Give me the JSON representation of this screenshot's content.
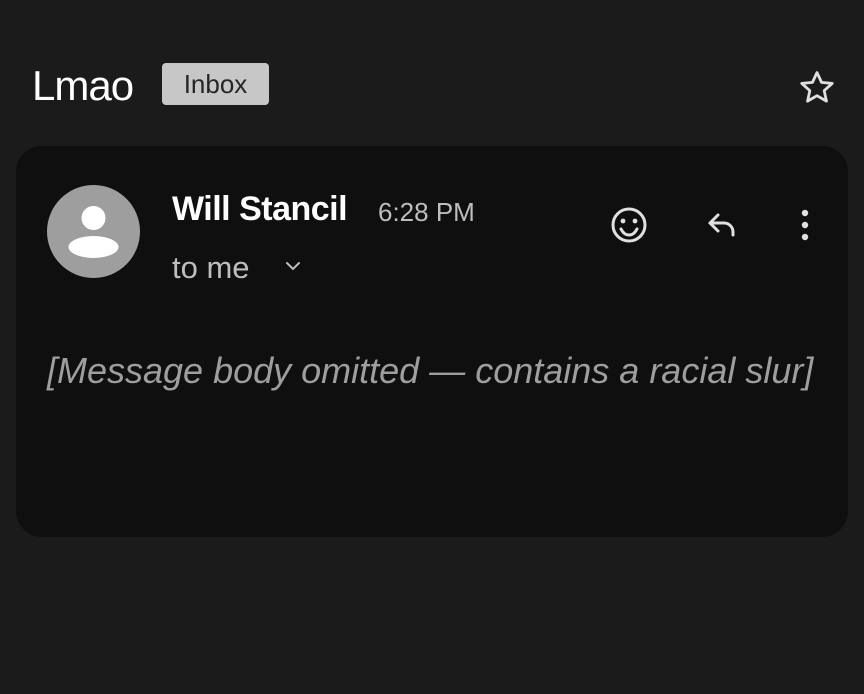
{
  "email": {
    "subject": "Lmao",
    "label": "Inbox",
    "sender": {
      "name": "Will Stancil",
      "time": "6:28 PM",
      "recipient_text": "to me"
    },
    "body": "[Message body omitted — contains a racial slur]"
  },
  "icons": {
    "star": "star-outline-icon",
    "avatar": "default-person-icon",
    "expand": "chevron-down-icon",
    "emoji": "emoji-reaction-icon",
    "reply": "reply-icon",
    "more": "more-vertical-icon"
  },
  "colors": {
    "page_background": "#1b1b1b",
    "card_background": "#0f0f0f",
    "label_chip": "#c7c7c7",
    "avatar": "#9e9e9e",
    "secondary_text": "#bdbdbd"
  }
}
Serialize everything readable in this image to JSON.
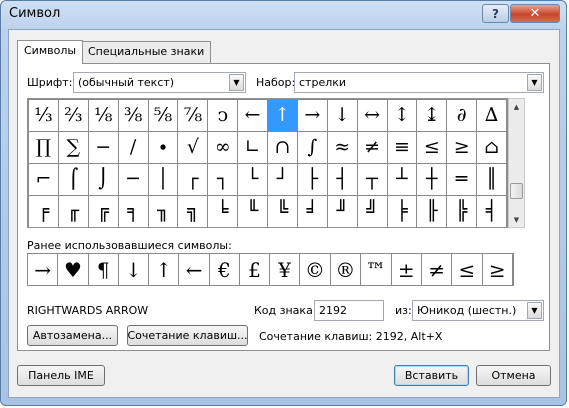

--------------------

▶ **SHORT TASK**: Pictures in the records must not appear in the copy; transcribe everything else precisely.

▶ **EXERCISE OUTPUT**:
Give me the JSON representation of this screenshot's content.
{
  "email": {
    "subject": "Lmao",
    "label": "Inbox",
    "sender": {
      "name": "Will Stancil",
      "time": "6:28 PM",
      "recipient_text": "to me"
    },
    "body": "[Message body omitted — contains a racial slur]"
  },
  "icons": {
    "star": "star-outline-icon",
    "avatar": "default-person-icon",
    "expand": "chevron-down-icon",
    "emoji": "emoji-reaction-icon",
    "reply": "reply-icon",
    "more": "more-vertical-icon"
  },
  "colors": {
    "page_background": "#1b1b1b",
    "card_background": "#0f0f0f",
    "label_chip": "#c7c7c7",
    "avatar": "#9e9e9e",
    "secondary_text": "#bdbdbd"
  }
}
Serialize everything readable in this image to JSON.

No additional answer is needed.